- **PROBLEM TO WORK ON**
Extract all lines from the data beneath that include the word "تعالى".

- **RECORDS PROVIDED**
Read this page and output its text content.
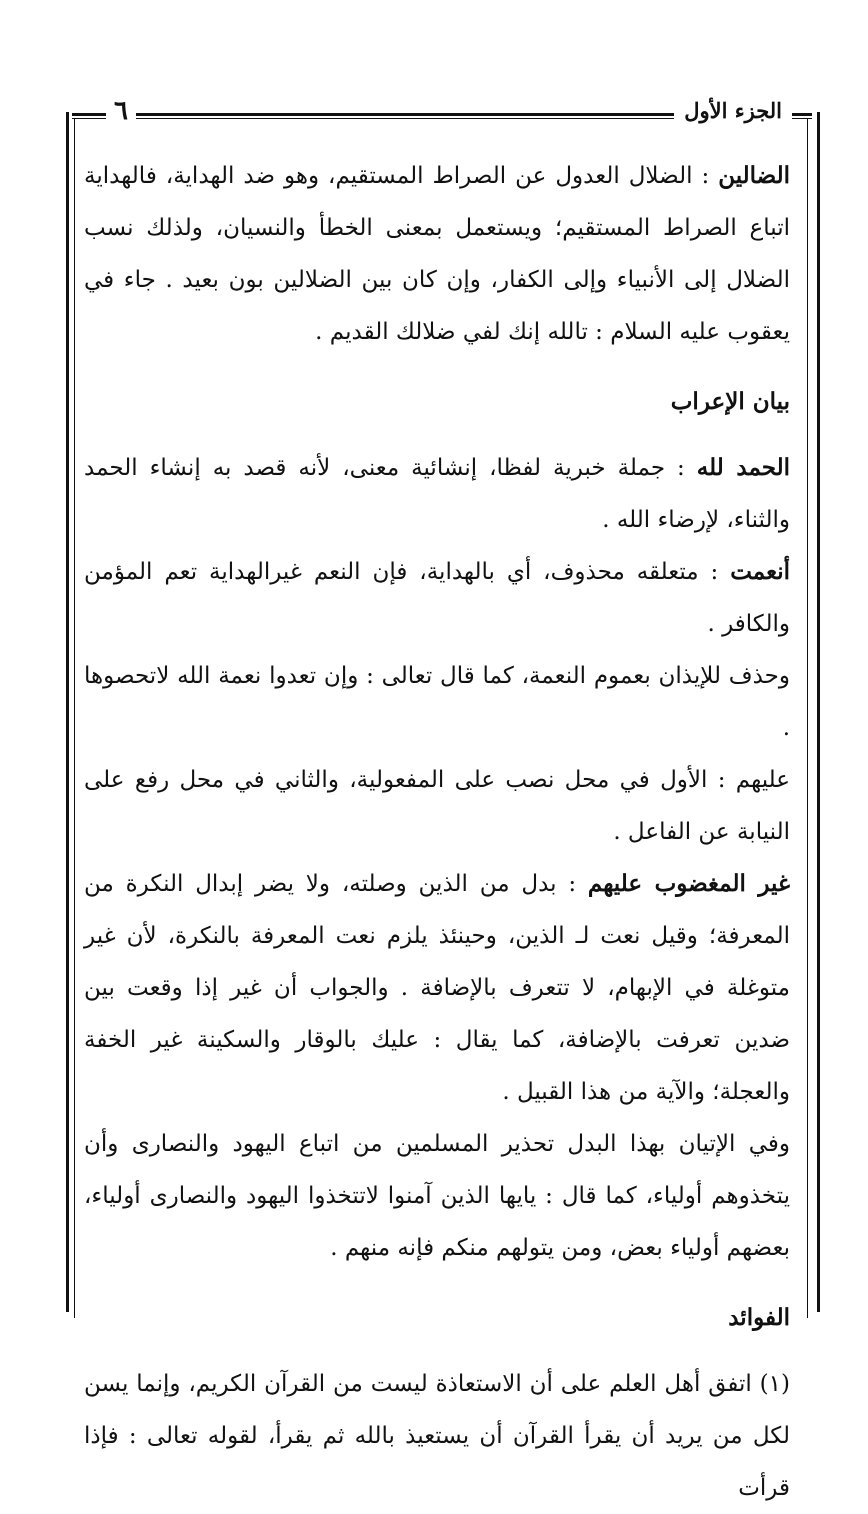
الجزء الأول
٦

الضالين : الضلال العدول عن الصراط المستقيم، وهو ضد الهداية، فالهداية اتباع الصراط المستقيم؛ ويستعمل بمعنى الخطأ والنسيان، ولذلك نسب الضلال إلى الأنبياء وإلى الكفار، وإن كان بين الضلالين بون بعيد . جاء في يعقوب عليه السلام : تالله إنك لفي ضلالك القديم .

بيان الإعراب

الحمد لله : جملة خبرية لفظا، إنشائية معنى، لأنه قصد به إنشاء الحمد والثناء، لإرضاء الله .

أنعمت : متعلقه محذوف، أي بالهداية، فإن النعم غيرالهداية تعم المؤمن والكافر .

وحذف للإيذان بعموم النعمة، كما قال تعالى : وإن تعدوا نعمة الله لاتحصوها .

عليهم : الأول في محل نصب على المفعولية، والثاني في محل رفع على النيابة عن الفاعل .

غير المغضوب عليهم : بدل من الذين وصلته، ولا يضر إبدال النكرة من المعرفة؛ وقيل نعت لـ الذين، وحينئذ يلزم نعت المعرفة بالنكرة، لأن غير متوغلة في الإبهام، لا تتعرف بالإضافة . والجواب أن غير إذا وقعت بين ضدين تعرفت بالإضافة، كما يقال : عليك بالوقار والسكينة غير الخفة والعجلة؛ والآية من هذا القبيل .

وفي الإتيان بهذا البدل تحذير المسلمين من اتباع اليهود والنصارى وأن يتخذوهم أولياء، كما قال : يايها الذين آمنوا لاتتخذوا اليهود والنصارى أولياء، بعضهم أولياء بعض، ومن يتولهم منكم فإنه منهم .

الفوائد

(١) اتفق أهل العلم على أن الاستعاذة ليست من القرآن الكريم، وإنما يسن لكل من يريد أن يقرأ القرآن أن يستعيذ بالله ثم يقرأ، لقوله تعالى : فإذا قرأت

- **EXERCISE RESPONSE**
وحذف للإيذان بعموم النعمة، كما قال تعالى : وإن تعدوا نعمة الله لاتحصوها .
(١) اتفق أهل العلم على أن الاستعاذة ليست من القرآن الكريم، وإنما يسن لكل من يريد أن يقرأ القرآن أن يستعيذ بالله ثم يقرأ، لقوله تعالى : فإذا قرأت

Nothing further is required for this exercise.